TEXTO DEL DOCUMENTO:
• • • • • • •
Durante la próxima edición de las Olimpiadas, y mediante un pacto celebrado entre la Asociación de Restaurantes de Pekín, se acordó un amistosa suspensión temporal en la venta de carne de perro, según hemos oído, producto de consumo y demanda frecuente en la capital china.
Algunos de los próximos visitantes parecían estar preocupados por el a su parecer asqueroso espectáculo de contemplar los despojos mortales de un chau chau convertidos en plato del día y sus extremidades y vísceras esparcidas en vajillas, tablas de picar y mesas, entre competencia y competencia. La organización no quería herir a nadie, y por ello los perros desaparecerán por un tiempo de los menús pekineses.
Al menos eso es lo que ocurrirá en el listado oficial de establecimientos recomendados para la nutrición de los cientos de miles de asistentes al certamen, so pena de ser expulsados de la agremiación. En el marco de semejante banquete comercial no creo que a ningún expendio de alimentos le interese quedarse fuera de la fiesta, por lo que no dudo del pleno acatamiento de los implicados a la normatividad  
Que ciertos chinos gusten de los canes, y no precisamente como mejores amigos del hombre, no es distinto a que ciertos colombianos y ecuatorianos coman cuyes, o a que la otra mitad del mundo sea feliz degollando, decapitando, cociendo o apanando aves, mamíferos o peces de todas las especies comestibles, costumbres que, por milenarias o evolucionistas que sean, siempre evocarán en las mentes sensibles alguna idea de crueldad.
Aunque soy vegetariano militante y consumado defensor de los derechos animales desde hace 16 años, me cuesta hablar del asunto si no se me pregunta. Por un lado me incomoda oír los mismos argumentos en contra de mi decisión, y por el otro me resulta impertinente entrometerme en las predilecciones dietéticas de mis contertulios, aunque a veces, junto con los rábanos, las berenjenas y los champiñones, también me trago mis palabras. Sin duda preferiría que la tierra entera se convirtiera al vegetarianismo. No obstante, para dejarme en paz a mí y a los otros prefiero comerme mis verduras en silencio, mientras los demás hacen lo suyo.
• • • • • • •
[Datos de ubicación de los elementos]

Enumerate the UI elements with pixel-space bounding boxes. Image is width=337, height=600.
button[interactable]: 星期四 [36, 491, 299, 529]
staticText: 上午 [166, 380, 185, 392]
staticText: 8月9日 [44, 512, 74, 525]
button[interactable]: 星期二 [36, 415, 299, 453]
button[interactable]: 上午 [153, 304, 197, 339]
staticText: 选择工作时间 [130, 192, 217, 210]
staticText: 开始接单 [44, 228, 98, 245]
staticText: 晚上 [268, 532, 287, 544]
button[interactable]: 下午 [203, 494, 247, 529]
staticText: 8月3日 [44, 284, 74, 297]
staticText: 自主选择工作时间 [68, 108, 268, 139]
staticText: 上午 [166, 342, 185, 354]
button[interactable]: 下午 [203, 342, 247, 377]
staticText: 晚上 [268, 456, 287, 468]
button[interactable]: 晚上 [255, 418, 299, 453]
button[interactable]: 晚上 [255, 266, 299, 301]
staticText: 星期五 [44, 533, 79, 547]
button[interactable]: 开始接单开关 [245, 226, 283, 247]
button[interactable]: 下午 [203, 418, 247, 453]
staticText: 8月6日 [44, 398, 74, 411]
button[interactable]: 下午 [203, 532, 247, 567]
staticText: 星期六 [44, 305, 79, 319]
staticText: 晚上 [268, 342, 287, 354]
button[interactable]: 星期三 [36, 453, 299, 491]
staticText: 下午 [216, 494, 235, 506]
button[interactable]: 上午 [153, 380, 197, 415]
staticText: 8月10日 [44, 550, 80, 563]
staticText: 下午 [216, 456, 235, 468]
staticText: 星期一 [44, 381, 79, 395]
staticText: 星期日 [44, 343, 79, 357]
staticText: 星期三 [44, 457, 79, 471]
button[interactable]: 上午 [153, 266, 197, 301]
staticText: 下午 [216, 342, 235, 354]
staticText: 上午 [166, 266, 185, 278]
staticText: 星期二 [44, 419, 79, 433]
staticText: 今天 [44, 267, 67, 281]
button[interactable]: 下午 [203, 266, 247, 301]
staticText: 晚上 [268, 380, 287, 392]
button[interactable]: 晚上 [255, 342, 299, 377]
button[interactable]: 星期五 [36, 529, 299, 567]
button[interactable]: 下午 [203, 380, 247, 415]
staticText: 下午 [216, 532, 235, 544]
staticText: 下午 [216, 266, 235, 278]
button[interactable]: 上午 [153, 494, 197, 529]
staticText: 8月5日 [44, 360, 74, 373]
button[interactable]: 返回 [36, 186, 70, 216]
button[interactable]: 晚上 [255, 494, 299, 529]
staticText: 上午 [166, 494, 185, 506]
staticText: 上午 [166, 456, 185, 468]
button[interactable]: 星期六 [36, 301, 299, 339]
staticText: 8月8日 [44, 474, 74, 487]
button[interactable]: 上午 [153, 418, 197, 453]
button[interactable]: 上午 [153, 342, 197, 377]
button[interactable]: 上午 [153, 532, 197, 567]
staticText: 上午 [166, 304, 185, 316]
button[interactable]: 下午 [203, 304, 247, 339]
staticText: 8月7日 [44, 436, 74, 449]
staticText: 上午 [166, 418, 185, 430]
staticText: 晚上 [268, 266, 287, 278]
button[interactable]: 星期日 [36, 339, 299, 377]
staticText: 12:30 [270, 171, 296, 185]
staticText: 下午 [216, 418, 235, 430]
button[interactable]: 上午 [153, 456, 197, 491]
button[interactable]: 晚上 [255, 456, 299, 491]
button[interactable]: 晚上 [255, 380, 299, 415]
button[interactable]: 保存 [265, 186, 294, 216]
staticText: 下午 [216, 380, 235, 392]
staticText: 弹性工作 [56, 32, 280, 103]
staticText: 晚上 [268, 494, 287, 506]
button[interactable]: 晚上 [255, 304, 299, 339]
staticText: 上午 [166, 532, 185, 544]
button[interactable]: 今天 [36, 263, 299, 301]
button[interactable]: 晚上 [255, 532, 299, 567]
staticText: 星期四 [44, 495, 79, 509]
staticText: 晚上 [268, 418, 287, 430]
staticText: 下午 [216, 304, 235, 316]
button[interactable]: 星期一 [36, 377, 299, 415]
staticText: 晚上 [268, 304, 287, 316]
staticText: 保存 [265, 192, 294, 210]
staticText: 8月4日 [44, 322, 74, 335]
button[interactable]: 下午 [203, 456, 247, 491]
• • • • • • •
TAREAS A REALIZAR:
1 – Extrae del texto sobre la carne de perro en Pekín el fragmento que comienza en las palabras "Algunos de los" y termina después de "los menús pekineses.".
2 – Según el texto sobre la carne de perro en Pekín, ¿desde hace cuántos años es vegetariana la persona que escribe?

RESULTADOS POR TAREA:
1 –
Algunos de los próximos visitantes parecían estar preocupados por el a su parecer asqueroso espectáculo de contemplar los despojos mortales de un chau chau convertidos en plato del día y sus extremidades y vísceras esparcidas en vajillas, tablas de picar y mesas, entre competencia y competencia. La organización no quería herir a nadie, y por ello los perros desaparecerán por un tiempo de los menús pekineses.

2 – Desde hace 16 años.